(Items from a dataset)
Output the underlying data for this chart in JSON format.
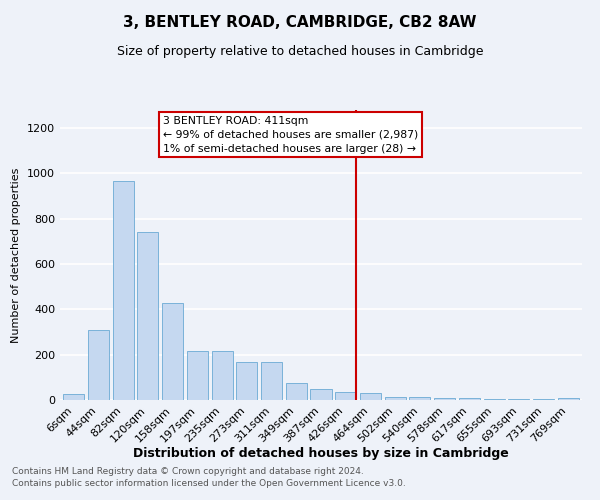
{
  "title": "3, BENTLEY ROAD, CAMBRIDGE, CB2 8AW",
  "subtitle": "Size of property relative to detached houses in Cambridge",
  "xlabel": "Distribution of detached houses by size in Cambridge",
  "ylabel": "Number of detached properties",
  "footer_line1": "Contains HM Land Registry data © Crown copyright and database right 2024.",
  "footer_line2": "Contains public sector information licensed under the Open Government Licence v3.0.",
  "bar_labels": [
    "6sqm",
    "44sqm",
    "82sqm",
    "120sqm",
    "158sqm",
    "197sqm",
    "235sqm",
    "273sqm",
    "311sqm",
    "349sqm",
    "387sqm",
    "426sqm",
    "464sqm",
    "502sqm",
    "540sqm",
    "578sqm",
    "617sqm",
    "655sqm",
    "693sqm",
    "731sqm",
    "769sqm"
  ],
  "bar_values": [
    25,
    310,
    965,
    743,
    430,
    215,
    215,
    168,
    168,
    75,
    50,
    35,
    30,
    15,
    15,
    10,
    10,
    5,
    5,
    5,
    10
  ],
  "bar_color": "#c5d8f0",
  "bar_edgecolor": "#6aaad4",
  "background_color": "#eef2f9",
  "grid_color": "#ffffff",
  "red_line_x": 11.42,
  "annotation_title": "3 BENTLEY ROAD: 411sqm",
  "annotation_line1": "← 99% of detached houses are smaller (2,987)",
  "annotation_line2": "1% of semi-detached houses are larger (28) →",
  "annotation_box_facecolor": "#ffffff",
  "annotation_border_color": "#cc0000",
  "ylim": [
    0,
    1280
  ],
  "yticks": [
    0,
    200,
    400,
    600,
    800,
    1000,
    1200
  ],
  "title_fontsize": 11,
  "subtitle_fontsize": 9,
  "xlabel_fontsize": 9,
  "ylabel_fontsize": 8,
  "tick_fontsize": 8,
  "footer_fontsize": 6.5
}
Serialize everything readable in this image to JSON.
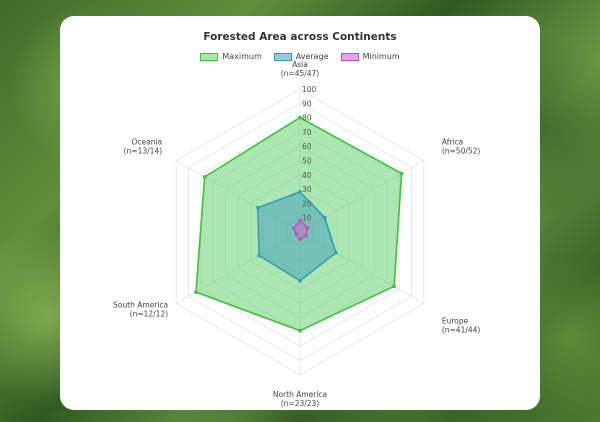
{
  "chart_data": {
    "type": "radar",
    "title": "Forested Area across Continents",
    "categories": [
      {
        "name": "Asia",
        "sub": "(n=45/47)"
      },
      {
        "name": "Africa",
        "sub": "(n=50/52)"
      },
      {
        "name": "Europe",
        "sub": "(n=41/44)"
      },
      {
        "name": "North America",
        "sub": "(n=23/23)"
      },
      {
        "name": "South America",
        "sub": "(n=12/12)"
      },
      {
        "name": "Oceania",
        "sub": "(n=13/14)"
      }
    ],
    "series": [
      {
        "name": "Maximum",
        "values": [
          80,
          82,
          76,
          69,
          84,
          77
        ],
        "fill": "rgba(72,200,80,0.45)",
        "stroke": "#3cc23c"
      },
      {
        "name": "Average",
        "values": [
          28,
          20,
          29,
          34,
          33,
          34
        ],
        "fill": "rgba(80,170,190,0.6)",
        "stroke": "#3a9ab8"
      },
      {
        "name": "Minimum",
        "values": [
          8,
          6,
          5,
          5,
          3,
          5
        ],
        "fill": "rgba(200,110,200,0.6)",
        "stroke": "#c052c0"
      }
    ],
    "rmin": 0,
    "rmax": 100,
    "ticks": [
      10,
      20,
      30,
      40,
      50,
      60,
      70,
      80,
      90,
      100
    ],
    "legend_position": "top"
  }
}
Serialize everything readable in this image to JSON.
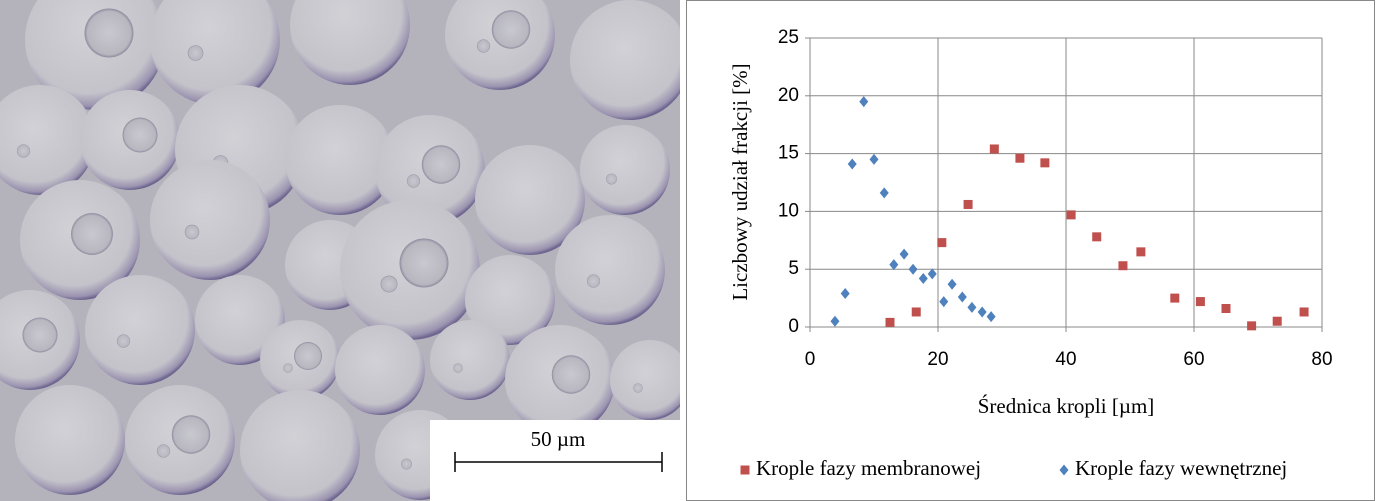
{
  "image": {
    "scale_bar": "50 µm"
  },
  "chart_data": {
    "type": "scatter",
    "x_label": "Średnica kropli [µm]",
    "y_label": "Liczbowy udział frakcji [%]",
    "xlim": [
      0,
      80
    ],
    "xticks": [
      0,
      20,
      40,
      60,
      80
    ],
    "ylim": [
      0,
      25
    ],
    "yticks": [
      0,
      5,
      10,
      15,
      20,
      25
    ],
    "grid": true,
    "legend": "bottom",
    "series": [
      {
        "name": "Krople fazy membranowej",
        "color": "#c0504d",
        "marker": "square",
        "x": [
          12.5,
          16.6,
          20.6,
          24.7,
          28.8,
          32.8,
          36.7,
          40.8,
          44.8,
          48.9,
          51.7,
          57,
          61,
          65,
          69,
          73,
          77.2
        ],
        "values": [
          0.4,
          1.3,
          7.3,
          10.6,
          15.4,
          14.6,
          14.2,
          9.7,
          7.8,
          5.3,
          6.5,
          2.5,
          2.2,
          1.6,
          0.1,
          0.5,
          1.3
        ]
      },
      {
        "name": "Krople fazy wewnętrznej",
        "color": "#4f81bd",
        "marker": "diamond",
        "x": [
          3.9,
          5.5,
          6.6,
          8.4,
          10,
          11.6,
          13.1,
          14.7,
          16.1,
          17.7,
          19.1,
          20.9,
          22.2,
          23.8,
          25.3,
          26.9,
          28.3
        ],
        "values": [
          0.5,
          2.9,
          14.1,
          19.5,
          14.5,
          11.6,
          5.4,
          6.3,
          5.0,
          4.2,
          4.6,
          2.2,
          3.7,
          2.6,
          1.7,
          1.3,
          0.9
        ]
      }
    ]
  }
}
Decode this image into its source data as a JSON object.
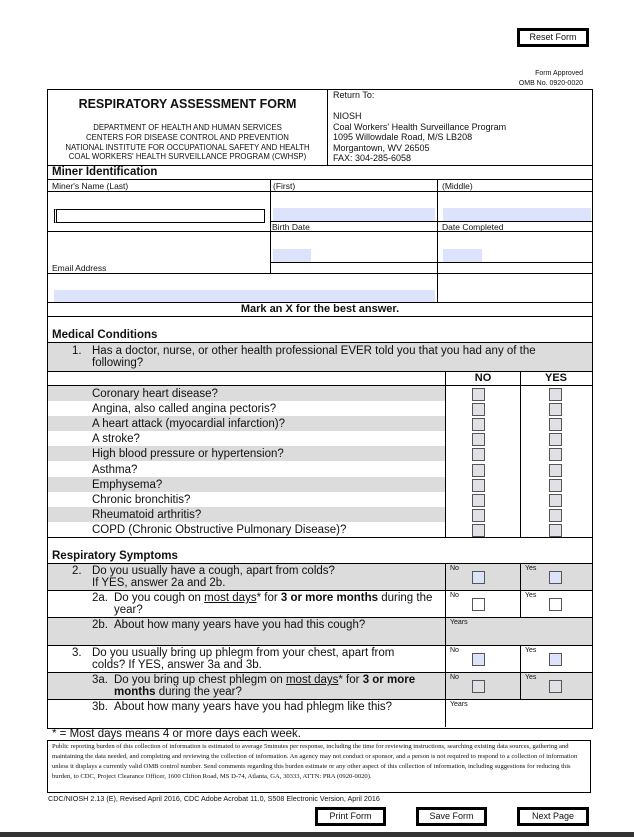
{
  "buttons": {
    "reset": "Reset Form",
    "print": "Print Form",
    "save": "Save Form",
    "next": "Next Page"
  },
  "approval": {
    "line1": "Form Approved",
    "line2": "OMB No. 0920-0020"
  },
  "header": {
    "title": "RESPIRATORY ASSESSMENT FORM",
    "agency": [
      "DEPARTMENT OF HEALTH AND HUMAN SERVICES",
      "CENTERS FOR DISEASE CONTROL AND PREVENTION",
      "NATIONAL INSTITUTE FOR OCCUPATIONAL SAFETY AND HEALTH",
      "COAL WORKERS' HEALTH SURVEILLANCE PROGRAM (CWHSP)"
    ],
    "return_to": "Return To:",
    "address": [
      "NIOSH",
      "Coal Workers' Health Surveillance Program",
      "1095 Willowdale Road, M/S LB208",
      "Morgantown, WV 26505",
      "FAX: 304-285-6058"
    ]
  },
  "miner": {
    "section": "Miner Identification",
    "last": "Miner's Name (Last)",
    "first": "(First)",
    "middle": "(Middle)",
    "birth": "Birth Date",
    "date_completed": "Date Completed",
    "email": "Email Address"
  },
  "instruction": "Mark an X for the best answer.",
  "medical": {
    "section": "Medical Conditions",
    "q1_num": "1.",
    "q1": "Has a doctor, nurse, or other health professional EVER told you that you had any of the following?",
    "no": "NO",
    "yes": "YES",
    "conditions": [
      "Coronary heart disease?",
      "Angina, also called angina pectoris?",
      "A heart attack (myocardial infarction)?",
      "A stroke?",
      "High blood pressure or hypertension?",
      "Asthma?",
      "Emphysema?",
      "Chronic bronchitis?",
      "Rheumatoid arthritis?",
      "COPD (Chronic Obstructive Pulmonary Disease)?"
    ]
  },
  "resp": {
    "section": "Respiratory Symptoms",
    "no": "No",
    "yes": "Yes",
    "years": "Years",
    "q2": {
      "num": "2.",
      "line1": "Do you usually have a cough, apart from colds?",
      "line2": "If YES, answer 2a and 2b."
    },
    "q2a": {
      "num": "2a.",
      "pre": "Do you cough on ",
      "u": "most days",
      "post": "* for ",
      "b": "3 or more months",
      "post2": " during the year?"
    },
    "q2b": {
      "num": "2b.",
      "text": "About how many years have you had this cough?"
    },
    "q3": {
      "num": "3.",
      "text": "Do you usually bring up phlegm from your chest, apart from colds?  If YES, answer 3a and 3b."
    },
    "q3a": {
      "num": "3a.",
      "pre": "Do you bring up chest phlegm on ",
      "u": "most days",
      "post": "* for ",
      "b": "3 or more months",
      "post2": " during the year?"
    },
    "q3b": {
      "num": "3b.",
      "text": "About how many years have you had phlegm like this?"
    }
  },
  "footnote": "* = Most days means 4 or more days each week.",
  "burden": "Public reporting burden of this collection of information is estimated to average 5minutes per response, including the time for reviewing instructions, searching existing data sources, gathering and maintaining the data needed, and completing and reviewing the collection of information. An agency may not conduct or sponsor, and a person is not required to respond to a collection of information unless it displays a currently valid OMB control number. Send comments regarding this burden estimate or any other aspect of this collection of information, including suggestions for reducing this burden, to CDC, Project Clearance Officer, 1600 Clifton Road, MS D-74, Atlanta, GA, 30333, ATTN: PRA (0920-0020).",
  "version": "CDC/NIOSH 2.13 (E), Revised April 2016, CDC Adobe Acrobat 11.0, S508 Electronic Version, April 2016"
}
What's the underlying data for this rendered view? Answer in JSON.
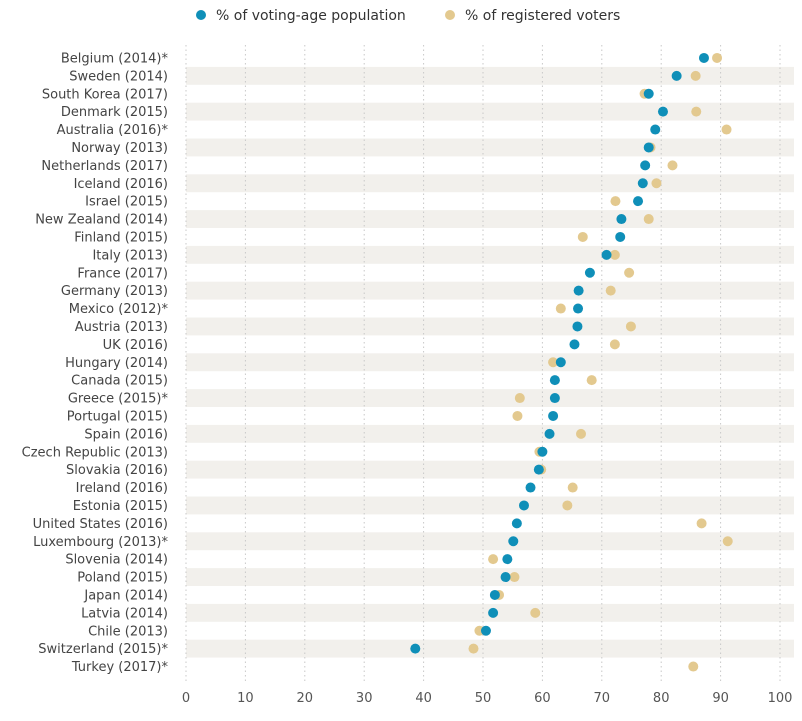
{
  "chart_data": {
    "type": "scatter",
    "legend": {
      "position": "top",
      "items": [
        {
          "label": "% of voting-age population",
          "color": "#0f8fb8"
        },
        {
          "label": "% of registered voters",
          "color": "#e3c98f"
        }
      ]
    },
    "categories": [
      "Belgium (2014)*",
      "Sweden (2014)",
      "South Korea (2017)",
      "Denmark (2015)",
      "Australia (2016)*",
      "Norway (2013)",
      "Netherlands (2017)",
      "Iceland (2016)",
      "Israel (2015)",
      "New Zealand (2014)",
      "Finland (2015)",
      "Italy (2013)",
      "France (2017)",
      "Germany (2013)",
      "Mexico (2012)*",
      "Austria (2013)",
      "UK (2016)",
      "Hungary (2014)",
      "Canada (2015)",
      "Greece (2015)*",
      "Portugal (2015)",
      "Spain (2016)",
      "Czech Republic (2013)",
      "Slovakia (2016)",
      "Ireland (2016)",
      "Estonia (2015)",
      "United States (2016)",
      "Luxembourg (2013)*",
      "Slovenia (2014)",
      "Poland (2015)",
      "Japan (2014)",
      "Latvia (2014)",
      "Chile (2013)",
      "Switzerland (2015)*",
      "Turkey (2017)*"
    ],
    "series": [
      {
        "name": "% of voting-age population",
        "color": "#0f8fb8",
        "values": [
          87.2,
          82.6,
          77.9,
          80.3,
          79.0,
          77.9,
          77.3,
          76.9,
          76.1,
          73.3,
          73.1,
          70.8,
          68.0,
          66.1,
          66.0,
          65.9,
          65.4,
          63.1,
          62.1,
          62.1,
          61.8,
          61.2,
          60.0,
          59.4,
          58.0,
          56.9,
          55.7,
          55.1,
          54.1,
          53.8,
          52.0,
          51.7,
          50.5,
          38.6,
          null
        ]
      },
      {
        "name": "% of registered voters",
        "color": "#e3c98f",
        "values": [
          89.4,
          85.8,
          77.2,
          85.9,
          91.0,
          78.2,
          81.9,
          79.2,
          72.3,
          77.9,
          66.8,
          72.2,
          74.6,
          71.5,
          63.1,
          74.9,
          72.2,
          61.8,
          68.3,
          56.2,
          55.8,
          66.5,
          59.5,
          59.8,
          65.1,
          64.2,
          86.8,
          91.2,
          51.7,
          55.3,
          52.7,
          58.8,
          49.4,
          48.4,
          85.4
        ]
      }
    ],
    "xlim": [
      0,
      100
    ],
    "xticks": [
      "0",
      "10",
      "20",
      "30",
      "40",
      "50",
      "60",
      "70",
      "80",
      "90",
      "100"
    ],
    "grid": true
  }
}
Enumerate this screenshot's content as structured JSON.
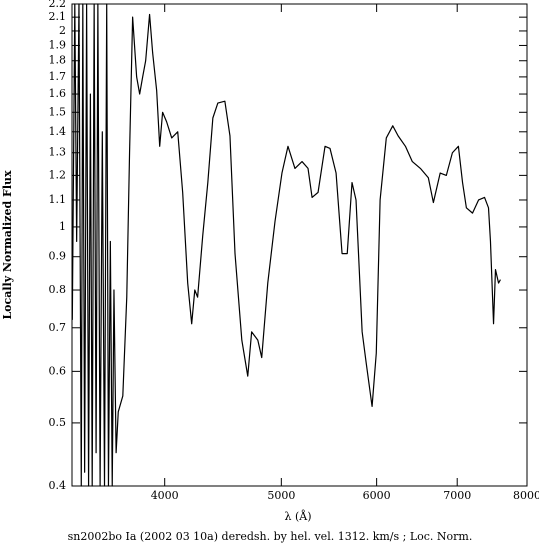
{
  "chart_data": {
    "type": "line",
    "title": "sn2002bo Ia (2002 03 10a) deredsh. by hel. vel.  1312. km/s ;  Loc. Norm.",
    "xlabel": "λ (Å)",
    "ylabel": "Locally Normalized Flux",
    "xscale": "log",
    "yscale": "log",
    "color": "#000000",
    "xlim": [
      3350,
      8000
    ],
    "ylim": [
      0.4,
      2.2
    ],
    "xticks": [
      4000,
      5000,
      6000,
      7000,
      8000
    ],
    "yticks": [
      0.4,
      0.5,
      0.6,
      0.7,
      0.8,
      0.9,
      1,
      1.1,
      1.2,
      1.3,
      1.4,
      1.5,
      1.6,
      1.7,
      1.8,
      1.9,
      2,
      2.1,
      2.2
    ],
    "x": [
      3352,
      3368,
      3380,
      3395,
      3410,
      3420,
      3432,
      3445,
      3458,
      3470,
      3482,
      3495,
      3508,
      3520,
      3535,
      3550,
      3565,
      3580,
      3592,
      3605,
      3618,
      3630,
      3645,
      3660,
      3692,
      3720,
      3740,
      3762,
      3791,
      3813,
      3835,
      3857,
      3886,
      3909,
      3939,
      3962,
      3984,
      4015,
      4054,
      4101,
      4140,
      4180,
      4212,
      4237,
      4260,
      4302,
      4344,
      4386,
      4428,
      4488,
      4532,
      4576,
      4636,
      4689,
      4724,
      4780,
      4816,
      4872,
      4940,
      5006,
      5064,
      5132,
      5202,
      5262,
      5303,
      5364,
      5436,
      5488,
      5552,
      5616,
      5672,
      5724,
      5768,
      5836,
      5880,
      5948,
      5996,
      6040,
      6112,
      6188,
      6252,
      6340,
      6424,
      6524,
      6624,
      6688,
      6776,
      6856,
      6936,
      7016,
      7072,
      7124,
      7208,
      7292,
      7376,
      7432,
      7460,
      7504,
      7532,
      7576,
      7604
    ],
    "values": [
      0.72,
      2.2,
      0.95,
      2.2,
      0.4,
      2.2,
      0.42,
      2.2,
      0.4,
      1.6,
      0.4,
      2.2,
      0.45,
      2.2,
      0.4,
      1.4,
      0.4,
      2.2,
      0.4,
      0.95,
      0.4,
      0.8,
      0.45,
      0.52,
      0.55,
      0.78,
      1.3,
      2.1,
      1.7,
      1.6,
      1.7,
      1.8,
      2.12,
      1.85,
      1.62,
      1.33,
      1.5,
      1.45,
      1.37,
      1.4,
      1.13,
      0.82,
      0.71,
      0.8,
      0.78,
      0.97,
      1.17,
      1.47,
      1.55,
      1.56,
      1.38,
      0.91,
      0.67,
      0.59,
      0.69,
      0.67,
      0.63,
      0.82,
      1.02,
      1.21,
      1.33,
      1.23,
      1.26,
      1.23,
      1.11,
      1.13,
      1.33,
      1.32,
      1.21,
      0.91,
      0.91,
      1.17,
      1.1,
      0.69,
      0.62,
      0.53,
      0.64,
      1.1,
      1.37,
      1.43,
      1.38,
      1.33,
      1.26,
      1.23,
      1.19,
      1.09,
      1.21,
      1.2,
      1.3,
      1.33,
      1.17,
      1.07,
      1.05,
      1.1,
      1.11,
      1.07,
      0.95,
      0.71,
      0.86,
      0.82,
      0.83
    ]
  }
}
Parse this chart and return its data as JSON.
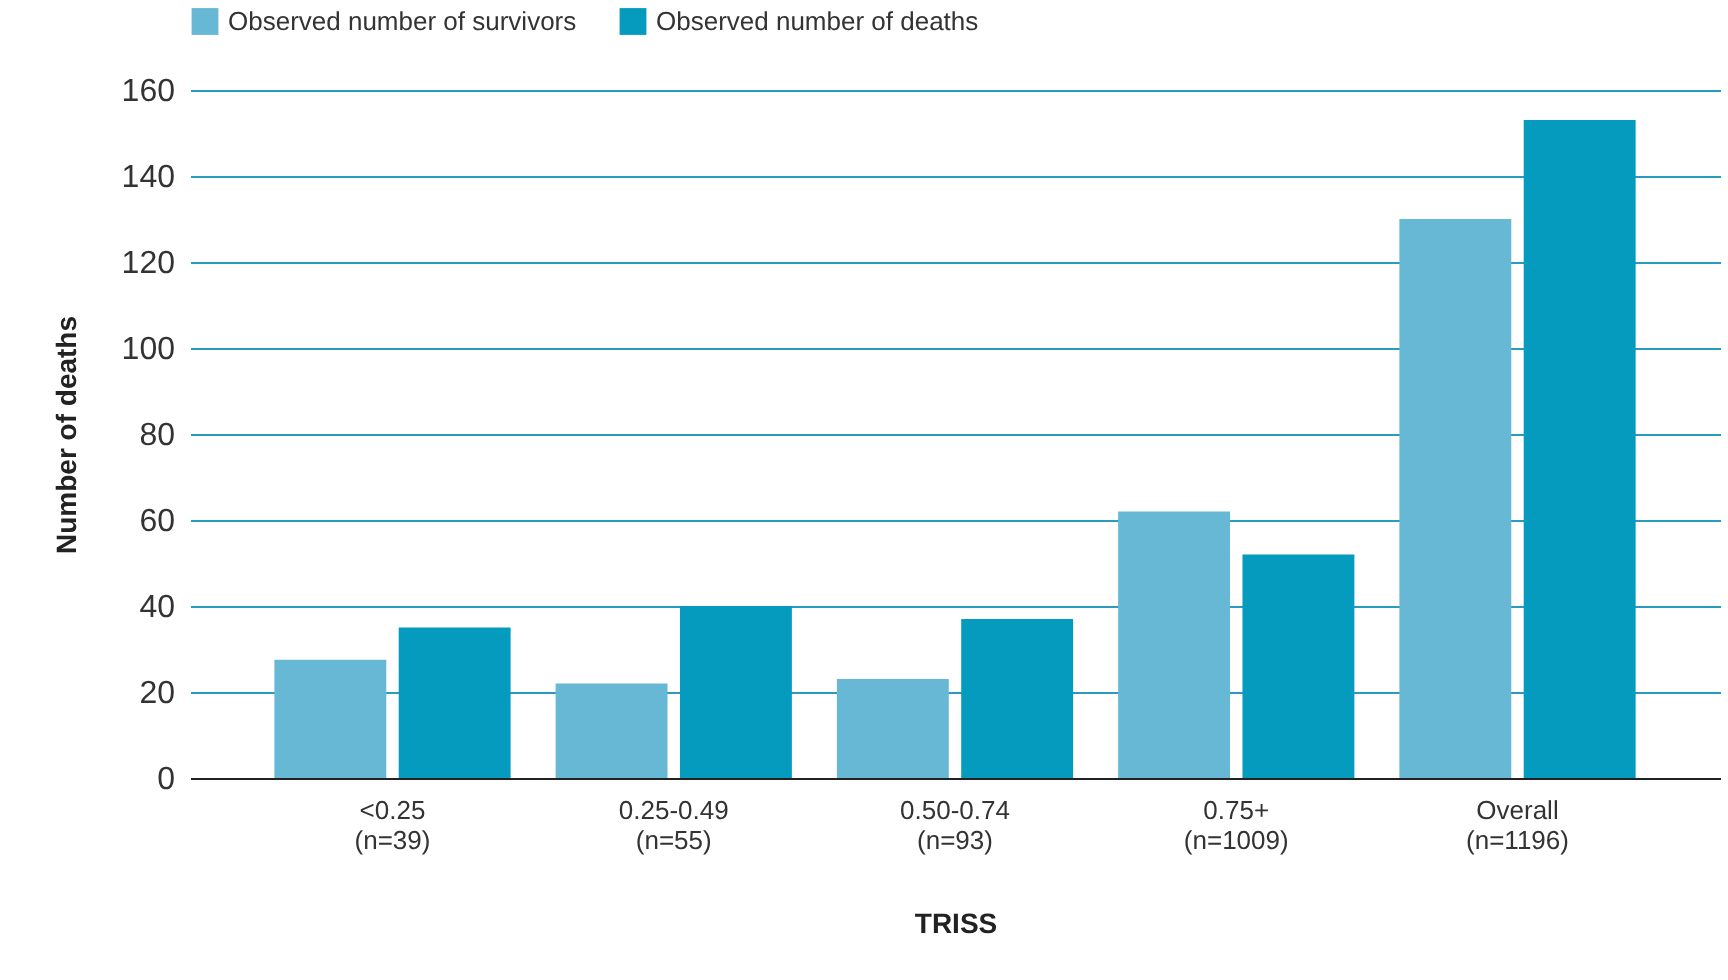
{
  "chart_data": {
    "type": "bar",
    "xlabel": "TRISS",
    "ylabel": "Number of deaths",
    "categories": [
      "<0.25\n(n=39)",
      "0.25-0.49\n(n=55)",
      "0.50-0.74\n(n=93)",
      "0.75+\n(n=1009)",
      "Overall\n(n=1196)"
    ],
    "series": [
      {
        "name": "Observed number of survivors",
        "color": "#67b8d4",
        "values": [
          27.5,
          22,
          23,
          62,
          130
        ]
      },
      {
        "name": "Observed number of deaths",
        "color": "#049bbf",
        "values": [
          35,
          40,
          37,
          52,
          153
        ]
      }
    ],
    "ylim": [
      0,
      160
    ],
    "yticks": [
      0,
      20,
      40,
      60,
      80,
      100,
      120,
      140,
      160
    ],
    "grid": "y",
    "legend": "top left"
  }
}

• [WHAT IS ASKED]: Copy every line that contains the string "usually".

• [FULL RESPONSE]:
      "line1": "Do you usually have a cough, apart from colds?",
      "text": "Do you usually bring up phlegm from your chest, apart from colds?  If YES, answer 3a and 3b."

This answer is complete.